Task brief:
Reproduce each of the following items line for line, keeping every character unchanged.

═══ Exercise materials ═══

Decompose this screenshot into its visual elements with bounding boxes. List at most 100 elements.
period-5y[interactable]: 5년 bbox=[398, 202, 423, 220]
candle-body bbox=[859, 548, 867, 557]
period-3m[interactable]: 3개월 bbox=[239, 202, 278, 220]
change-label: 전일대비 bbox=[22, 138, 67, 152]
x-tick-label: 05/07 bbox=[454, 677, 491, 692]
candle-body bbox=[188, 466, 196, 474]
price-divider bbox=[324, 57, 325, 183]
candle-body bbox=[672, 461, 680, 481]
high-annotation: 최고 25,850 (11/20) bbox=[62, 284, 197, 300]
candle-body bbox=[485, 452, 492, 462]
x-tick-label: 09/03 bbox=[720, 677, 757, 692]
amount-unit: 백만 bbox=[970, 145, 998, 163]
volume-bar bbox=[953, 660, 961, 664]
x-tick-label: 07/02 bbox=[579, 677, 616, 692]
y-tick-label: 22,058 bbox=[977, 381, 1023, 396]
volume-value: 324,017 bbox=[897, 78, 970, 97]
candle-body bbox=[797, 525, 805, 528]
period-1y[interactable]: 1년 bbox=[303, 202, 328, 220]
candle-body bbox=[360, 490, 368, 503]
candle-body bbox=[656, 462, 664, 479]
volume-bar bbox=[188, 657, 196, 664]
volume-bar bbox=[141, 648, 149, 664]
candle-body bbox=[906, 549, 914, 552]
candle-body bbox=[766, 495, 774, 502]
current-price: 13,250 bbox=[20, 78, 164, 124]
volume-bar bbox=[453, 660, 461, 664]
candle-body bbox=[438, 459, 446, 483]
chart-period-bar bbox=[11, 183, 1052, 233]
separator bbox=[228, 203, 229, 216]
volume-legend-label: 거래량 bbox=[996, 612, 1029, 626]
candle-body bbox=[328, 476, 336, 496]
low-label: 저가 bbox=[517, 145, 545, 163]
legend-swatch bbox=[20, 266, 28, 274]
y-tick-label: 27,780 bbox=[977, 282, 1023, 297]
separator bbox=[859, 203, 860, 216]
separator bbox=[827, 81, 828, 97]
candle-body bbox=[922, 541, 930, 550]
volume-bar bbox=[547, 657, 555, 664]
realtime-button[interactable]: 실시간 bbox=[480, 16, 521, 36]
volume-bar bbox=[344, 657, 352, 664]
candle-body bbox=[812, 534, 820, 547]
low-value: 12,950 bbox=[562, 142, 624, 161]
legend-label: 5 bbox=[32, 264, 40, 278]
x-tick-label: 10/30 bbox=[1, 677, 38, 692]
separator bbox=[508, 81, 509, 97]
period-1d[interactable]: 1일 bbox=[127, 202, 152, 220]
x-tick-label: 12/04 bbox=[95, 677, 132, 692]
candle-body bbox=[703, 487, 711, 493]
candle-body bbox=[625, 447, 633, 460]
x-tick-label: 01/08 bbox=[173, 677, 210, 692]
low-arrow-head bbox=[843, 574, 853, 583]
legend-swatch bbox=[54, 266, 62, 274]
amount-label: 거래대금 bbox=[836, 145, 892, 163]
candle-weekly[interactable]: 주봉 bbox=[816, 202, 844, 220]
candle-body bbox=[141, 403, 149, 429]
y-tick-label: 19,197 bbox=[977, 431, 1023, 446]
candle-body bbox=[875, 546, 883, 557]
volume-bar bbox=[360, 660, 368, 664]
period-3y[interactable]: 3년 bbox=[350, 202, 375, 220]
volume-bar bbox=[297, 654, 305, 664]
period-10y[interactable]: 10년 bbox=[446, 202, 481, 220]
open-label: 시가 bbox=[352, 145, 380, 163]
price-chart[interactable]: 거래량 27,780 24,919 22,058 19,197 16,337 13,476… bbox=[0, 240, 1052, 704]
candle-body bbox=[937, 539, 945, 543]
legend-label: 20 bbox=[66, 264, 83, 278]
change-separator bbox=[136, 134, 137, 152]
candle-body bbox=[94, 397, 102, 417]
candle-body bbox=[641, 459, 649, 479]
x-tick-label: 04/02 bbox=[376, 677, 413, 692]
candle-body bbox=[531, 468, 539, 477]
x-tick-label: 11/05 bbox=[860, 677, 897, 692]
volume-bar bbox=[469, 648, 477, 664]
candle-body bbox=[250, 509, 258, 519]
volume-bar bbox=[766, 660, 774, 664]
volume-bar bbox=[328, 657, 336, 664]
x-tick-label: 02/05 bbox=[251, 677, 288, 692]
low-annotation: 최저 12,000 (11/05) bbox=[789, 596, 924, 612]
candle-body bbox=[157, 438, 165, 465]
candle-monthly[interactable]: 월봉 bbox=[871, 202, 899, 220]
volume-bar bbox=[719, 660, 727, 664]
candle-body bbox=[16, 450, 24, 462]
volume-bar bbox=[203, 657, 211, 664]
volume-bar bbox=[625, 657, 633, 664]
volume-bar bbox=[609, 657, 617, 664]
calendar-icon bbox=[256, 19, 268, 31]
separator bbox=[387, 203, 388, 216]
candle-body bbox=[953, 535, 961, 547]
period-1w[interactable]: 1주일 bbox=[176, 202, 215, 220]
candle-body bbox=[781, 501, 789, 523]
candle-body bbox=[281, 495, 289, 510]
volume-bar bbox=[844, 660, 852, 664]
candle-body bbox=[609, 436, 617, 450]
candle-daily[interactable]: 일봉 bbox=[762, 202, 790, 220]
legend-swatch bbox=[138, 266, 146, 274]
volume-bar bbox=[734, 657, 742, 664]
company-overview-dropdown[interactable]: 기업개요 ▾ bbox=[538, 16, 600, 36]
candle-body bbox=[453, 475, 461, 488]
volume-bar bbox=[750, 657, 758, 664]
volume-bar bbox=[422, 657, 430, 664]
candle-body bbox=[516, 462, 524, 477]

═══

Full solution:
Decompose this screenshot into its visual elements with bounding boxes. List at most 100 elements.
period-5y[interactable]: 5년 bbox=[398, 202, 423, 220]
candle-body bbox=[859, 548, 867, 557]
period-3m[interactable]: 3개월 bbox=[239, 202, 278, 220]
change-label: 전일대비 bbox=[22, 138, 67, 152]
x-tick-label: 05/07 bbox=[454, 677, 491, 692]
candle-body bbox=[188, 466, 196, 474]
price-divider bbox=[324, 57, 325, 183]
candle-body bbox=[672, 461, 680, 481]
high-annotation: 최고 25,850 (11/20) bbox=[62, 284, 197, 300]
candle-body bbox=[485, 452, 492, 462]
x-tick-label: 09/03 bbox=[720, 677, 757, 692]
amount-unit: 백만 bbox=[970, 145, 998, 163]
volume-bar bbox=[953, 660, 961, 664]
x-tick-label: 07/02 bbox=[579, 677, 616, 692]
y-tick-label: 22,058 bbox=[977, 381, 1023, 396]
volume-value: 324,017 bbox=[897, 78, 970, 97]
candle-body bbox=[797, 525, 805, 528]
period-1y[interactable]: 1년 bbox=[303, 202, 328, 220]
candle-body bbox=[360, 490, 368, 503]
candle-body bbox=[656, 462, 664, 479]
volume-bar bbox=[188, 657, 196, 664]
volume-bar bbox=[141, 648, 149, 664]
candle-body bbox=[906, 549, 914, 552]
candle-body bbox=[766, 495, 774, 502]
current-price: 13,250 bbox=[20, 78, 164, 124]
volume-bar bbox=[453, 660, 461, 664]
candle-body bbox=[438, 459, 446, 483]
chart-period-bar bbox=[11, 183, 1052, 233]
separator bbox=[228, 203, 229, 216]
volume-legend-label: 거래량 bbox=[996, 612, 1029, 626]
candle-body bbox=[328, 476, 336, 496]
low-label: 저가 bbox=[517, 145, 545, 163]
legend-swatch bbox=[20, 266, 28, 274]
y-tick-label: 27,780 bbox=[977, 282, 1023, 297]
separator bbox=[859, 203, 860, 216]
separator bbox=[827, 81, 828, 97]
candle-body bbox=[922, 541, 930, 550]
volume-bar bbox=[547, 657, 555, 664]
realtime-button[interactable]: 실시간 bbox=[480, 16, 521, 36]
volume-bar bbox=[344, 657, 352, 664]
candle-body bbox=[812, 534, 820, 547]
low-value: 12,950 bbox=[562, 142, 624, 161]
legend-label: 5 bbox=[32, 264, 40, 278]
x-tick-label: 10/30 bbox=[1, 677, 38, 692]
separator bbox=[508, 81, 509, 97]
period-1d[interactable]: 1일 bbox=[127, 202, 152, 220]
x-tick-label: 12/04 bbox=[95, 677, 132, 692]
candle-body bbox=[703, 487, 711, 493]
candle-body bbox=[625, 447, 633, 460]
x-tick-label: 01/08 bbox=[173, 677, 210, 692]
low-arrow-head bbox=[843, 574, 853, 583]
legend-swatch bbox=[54, 266, 62, 274]
amount-label: 거래대금 bbox=[836, 145, 892, 163]
candle-weekly[interactable]: 주봉 bbox=[816, 202, 844, 220]
candle-body bbox=[141, 403, 149, 429]
y-tick-label: 19,197 bbox=[977, 431, 1023, 446]
candle-body bbox=[875, 546, 883, 557]
volume-bar bbox=[360, 660, 368, 664]
period-3y[interactable]: 3년 bbox=[350, 202, 375, 220]
volume-bar bbox=[297, 654, 305, 664]
period-10y[interactable]: 10년 bbox=[446, 202, 481, 220]
open-label: 시가 bbox=[352, 145, 380, 163]
price-chart[interactable]: 거래량 27,780 24,919 22,058 19,197 16,337 13,476… bbox=[0, 240, 1052, 704]
candle-body bbox=[937, 539, 945, 543]
legend-label: 20 bbox=[66, 264, 83, 278]
change-separator bbox=[136, 134, 137, 152]
candle-body bbox=[94, 397, 102, 417]
candle-body bbox=[641, 459, 649, 479]
x-tick-label: 04/02 bbox=[376, 677, 413, 692]
candle-body bbox=[531, 468, 539, 477]
x-tick-label: 11/05 bbox=[860, 677, 897, 692]
volume-bar bbox=[469, 648, 477, 664]
candle-body bbox=[250, 509, 258, 519]
volume-bar bbox=[766, 660, 774, 664]
volume-bar bbox=[328, 657, 336, 664]
x-tick-label: 02/05 bbox=[251, 677, 288, 692]
low-annotation: 최저 12,000 (11/05) bbox=[789, 596, 924, 612]
candle-body bbox=[157, 438, 165, 465]
candle-monthly[interactable]: 월봉 bbox=[871, 202, 899, 220]
volume-bar bbox=[719, 660, 727, 664]
candle-body bbox=[16, 450, 24, 462]
volume-bar bbox=[203, 657, 211, 664]
volume-bar bbox=[625, 657, 633, 664]
volume-bar bbox=[609, 657, 617, 664]
calendar-icon bbox=[256, 19, 268, 31]
separator bbox=[387, 203, 388, 216]
candle-body bbox=[953, 535, 961, 547]
period-1w[interactable]: 1주일 bbox=[176, 202, 215, 220]
candle-body bbox=[781, 501, 789, 523]
candle-body bbox=[281, 495, 289, 510]
volume-bar bbox=[844, 660, 852, 664]
candle-body bbox=[609, 436, 617, 450]
candle-daily[interactable]: 일봉 bbox=[762, 202, 790, 220]
legend-swatch bbox=[138, 266, 146, 274]
volume-bar bbox=[734, 657, 742, 664]
company-overview-dropdown[interactable]: 기업개요 ▾ bbox=[538, 16, 600, 36]
candle-body bbox=[453, 475, 461, 488]
volume-bar bbox=[750, 657, 758, 664]
volume-bar bbox=[422, 657, 430, 664]
candle-body bbox=[516, 462, 524, 477]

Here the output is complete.